Dataset excerpts:
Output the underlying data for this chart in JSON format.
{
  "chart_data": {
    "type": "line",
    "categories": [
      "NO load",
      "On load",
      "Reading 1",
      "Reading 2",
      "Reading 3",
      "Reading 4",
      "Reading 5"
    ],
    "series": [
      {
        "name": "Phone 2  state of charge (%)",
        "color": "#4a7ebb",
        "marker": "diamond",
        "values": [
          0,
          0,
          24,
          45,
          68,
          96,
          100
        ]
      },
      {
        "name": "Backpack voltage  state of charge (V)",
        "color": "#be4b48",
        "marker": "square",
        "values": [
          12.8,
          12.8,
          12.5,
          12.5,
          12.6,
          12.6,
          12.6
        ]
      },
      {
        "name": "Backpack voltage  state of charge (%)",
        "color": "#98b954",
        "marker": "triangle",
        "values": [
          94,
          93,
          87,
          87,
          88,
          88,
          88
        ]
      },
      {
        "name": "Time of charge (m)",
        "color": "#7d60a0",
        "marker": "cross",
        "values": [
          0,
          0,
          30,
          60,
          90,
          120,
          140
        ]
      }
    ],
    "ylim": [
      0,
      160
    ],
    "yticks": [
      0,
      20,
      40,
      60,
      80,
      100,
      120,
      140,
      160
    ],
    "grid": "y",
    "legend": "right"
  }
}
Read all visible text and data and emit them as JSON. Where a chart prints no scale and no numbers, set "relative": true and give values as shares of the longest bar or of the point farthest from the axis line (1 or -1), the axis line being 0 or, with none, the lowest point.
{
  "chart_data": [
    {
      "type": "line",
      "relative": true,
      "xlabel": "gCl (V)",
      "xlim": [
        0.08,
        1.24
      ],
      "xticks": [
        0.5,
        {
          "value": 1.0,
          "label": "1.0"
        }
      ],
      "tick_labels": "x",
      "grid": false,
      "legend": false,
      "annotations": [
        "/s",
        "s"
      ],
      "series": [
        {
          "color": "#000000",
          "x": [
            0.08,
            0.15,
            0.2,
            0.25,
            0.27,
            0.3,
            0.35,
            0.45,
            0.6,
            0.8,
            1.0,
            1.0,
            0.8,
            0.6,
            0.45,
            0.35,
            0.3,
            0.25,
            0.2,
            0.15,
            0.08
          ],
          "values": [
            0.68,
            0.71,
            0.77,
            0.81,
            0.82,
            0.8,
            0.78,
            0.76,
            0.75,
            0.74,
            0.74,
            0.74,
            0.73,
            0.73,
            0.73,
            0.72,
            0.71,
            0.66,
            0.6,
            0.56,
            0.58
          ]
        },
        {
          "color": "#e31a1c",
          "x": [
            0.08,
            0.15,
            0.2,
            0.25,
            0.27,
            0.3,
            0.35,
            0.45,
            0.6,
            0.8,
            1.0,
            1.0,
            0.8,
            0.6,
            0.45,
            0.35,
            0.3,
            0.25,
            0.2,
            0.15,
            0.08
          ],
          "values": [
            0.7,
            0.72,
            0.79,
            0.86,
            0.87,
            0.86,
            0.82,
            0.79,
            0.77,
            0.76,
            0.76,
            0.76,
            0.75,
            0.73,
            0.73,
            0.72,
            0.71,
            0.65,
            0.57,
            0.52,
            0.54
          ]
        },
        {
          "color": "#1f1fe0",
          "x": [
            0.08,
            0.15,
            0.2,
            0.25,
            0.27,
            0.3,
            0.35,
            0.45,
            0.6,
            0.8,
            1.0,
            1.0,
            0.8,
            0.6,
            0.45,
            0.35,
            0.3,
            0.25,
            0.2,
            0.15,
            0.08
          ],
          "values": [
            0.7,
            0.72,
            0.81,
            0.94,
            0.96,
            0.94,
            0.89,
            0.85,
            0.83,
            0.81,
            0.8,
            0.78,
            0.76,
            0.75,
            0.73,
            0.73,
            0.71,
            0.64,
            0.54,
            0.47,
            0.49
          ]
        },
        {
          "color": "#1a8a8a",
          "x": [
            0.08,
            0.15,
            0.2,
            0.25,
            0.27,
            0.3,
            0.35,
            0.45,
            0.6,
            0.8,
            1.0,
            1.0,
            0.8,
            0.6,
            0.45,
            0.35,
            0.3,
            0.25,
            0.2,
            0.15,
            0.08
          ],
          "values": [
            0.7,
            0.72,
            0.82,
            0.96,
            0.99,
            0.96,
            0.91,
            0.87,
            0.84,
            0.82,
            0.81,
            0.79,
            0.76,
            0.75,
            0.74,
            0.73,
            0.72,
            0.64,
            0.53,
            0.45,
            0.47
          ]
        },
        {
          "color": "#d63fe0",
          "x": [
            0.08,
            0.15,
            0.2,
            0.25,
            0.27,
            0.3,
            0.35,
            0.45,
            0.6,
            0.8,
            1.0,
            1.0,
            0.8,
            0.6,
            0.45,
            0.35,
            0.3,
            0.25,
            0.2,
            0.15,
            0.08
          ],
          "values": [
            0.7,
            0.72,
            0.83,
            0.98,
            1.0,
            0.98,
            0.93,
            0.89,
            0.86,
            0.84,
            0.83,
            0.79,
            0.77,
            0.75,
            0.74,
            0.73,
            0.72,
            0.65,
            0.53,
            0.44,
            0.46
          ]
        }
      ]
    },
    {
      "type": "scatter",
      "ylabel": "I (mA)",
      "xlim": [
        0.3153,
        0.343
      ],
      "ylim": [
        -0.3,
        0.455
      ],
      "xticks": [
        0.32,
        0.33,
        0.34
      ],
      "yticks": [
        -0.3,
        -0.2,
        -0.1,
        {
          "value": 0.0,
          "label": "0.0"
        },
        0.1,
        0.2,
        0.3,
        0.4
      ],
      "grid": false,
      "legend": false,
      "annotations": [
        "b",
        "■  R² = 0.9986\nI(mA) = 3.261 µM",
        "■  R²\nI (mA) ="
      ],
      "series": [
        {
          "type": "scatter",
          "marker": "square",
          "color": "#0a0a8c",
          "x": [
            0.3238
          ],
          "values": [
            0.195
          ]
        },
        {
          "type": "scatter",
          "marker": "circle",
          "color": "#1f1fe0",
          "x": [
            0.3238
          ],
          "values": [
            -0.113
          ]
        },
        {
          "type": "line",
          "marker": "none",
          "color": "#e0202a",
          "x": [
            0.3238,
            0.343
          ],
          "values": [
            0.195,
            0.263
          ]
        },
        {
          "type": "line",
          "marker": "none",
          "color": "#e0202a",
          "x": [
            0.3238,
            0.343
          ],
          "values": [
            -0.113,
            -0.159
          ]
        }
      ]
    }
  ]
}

Stated problem: Extract each record, keeping it identical to the original.

Complete answer:
Output the underlying data for this chart in JSON format.
{
  "chart_data": {
    "type": "line",
    "categories": [
      "NO load",
      "On load",
      "Reading 1",
      "Reading 2",
      "Reading 3",
      "Reading 4",
      "Reading 5"
    ],
    "series": [
      {
        "name": "Phone 2  state of charge (%)",
        "color": "#4a7ebb",
        "marker": "diamond",
        "values": [
          0,
          0,
          24,
          45,
          68,
          96,
          100
        ]
      },
      {
        "name": "Backpack voltage  state of charge (V)",
        "color": "#be4b48",
        "marker": "square",
        "values": [
          12.8,
          12.8,
          12.5,
          12.5,
          12.6,
          12.6,
          12.6
        ]
      },
      {
        "name": "Backpack voltage  state of charge (%)",
        "color": "#98b954",
        "marker": "triangle",
        "values": [
          94,
          93,
          87,
          87,
          88,
          88,
          88
        ]
      },
      {
        "name": "Time of charge (m)",
        "color": "#7d60a0",
        "marker": "cross",
        "values": [
          0,
          0,
          30,
          60,
          90,
          120,
          140
        ]
      }
    ],
    "ylim": [
      0,
      160
    ],
    "yticks": [
      0,
      20,
      40,
      60,
      80,
      100,
      120,
      140,
      160
    ],
    "grid": "y",
    "legend": "right"
  }
}
Read all visible text and data and emit them as JSON. Where a chart prints no scale and no numbers, set "relative": true and give values as shares of the longest bar or of the point farthest from the axis line (1 or -1), the axis line being 0 or, with none, the lowest point.
{
  "chart_data": [
    {
      "type": "line",
      "relative": true,
      "xlabel": "gCl (V)",
      "xlim": [
        0.08,
        1.24
      ],
      "xticks": [
        0.5,
        {
          "value": 1.0,
          "label": "1.0"
        }
      ],
      "tick_labels": "x",
      "grid": false,
      "legend": false,
      "annotations": [
        "/s",
        "s"
      ],
      "series": [
        {
          "color": "#000000",
          "x": [
            0.08,
            0.15,
            0.2,
            0.25,
            0.27,
            0.3,
            0.35,
            0.45,
            0.6,
            0.8,
            1.0,
            1.0,
            0.8,
            0.6,
            0.45,
            0.35,
            0.3,
            0.25,
            0.2,
            0.15,
            0.08
          ],
          "values": [
            0.68,
            0.71,
            0.77,
            0.81,
            0.82,
            0.8,
            0.78,
            0.76,
            0.75,
            0.74,
            0.74,
            0.74,
            0.73,
            0.73,
            0.73,
            0.72,
            0.71,
            0.66,
            0.6,
            0.56,
            0.58
          ]
        },
        {
          "color": "#e31a1c",
          "x": [
            0.08,
            0.15,
            0.2,
            0.25,
            0.27,
            0.3,
            0.35,
            0.45,
            0.6,
            0.8,
            1.0,
            1.0,
            0.8,
            0.6,
            0.45,
            0.35,
            0.3,
            0.25,
            0.2,
            0.15,
            0.08
          ],
          "values": [
            0.7,
            0.72,
            0.79,
            0.86,
            0.87,
            0.86,
            0.82,
            0.79,
            0.77,
            0.76,
            0.76,
            0.76,
            0.75,
            0.73,
            0.73,
            0.72,
            0.71,
            0.65,
            0.57,
            0.52,
            0.54
          ]
        },
        {
          "color": "#1f1fe0",
          "x": [
            0.08,
            0.15,
            0.2,
            0.25,
            0.27,
            0.3,
            0.35,
            0.45,
            0.6,
            0.8,
            1.0,
            1.0,
            0.8,
            0.6,
            0.45,
            0.35,
            0.3,
            0.25,
            0.2,
            0.15,
            0.08
          ],
          "values": [
            0.7,
            0.72,
            0.81,
            0.94,
            0.96,
            0.94,
            0.89,
            0.85,
            0.83,
            0.81,
            0.8,
            0.78,
            0.76,
            0.75,
            0.73,
            0.73,
            0.71,
            0.64,
            0.54,
            0.47,
            0.49
          ]
        },
        {
          "color": "#1a8a8a",
          "x": [
            0.08,
            0.15,
            0.2,
            0.25,
            0.27,
            0.3,
            0.35,
            0.45,
            0.6,
            0.8,
            1.0,
            1.0,
            0.8,
            0.6,
            0.45,
            0.35,
            0.3,
            0.25,
            0.2,
            0.15,
            0.08
          ],
          "values": [
            0.7,
            0.72,
            0.82,
            0.96,
            0.99,
            0.96,
            0.91,
            0.87,
            0.84,
            0.82,
            0.81,
            0.79,
            0.76,
            0.75,
            0.74,
            0.73,
            0.72,
            0.64,
            0.53,
            0.45,
            0.47
          ]
        },
        {
          "color": "#d63fe0",
          "x": [
            0.08,
            0.15,
            0.2,
            0.25,
            0.27,
            0.3,
            0.35,
            0.45,
            0.6,
            0.8,
            1.0,
            1.0,
            0.8,
            0.6,
            0.45,
            0.35,
            0.3,
            0.25,
            0.2,
            0.15,
            0.08
          ],
          "values": [
            0.7,
            0.72,
            0.83,
            0.98,
            1.0,
            0.98,
            0.93,
            0.89,
            0.86,
            0.84,
            0.83,
            0.79,
            0.77,
            0.75,
            0.74,
            0.73,
            0.72,
            0.65,
            0.53,
            0.44,
            0.46
          ]
        }
      ]
    },
    {
      "type": "scatter",
      "ylabel": "I (mA)",
      "xlim": [
        0.3153,
        0.343
      ],
      "ylim": [
        -0.3,
        0.455
      ],
      "xticks": [
        0.32,
        0.33,
        0.34
      ],
      "yticks": [
        -0.3,
        -0.2,
        -0.1,
        {
          "value": 0.0,
          "label": "0.0"
        },
        0.1,
        0.2,
        0.3,
        0.4
      ],
      "grid": false,
      "legend": false,
      "annotations": [
        "b",
        "■  R² = 0.9986\nI(mA) = 3.261 µM",
        "■  R²\nI (mA) ="
      ],
      "series": [
        {
          "type": "scatter",
          "marker": "square",
          "color": "#0a0a8c",
          "x": [
            0.3238
          ],
          "values": [
            0.195
          ]
        },
        {
          "type": "scatter",
          "marker": "circle",
          "color": "#1f1fe0",
          "x": [
            0.3238
          ],
          "values": [
            -0.113
          ]
        },
        {
          "type": "line",
          "marker": "none",
          "color": "#e0202a",
          "x": [
            0.3238,
            0.343
          ],
          "values": [
            0.195,
            0.263
          ]
        },
        {
          "type": "line",
          "marker": "none",
          "color": "#e0202a",
          "x": [
            0.3238,
            0.343
          ],
          "values": [
            -0.113,
            -0.159
          ]
        }
      ]
    }
  ]
}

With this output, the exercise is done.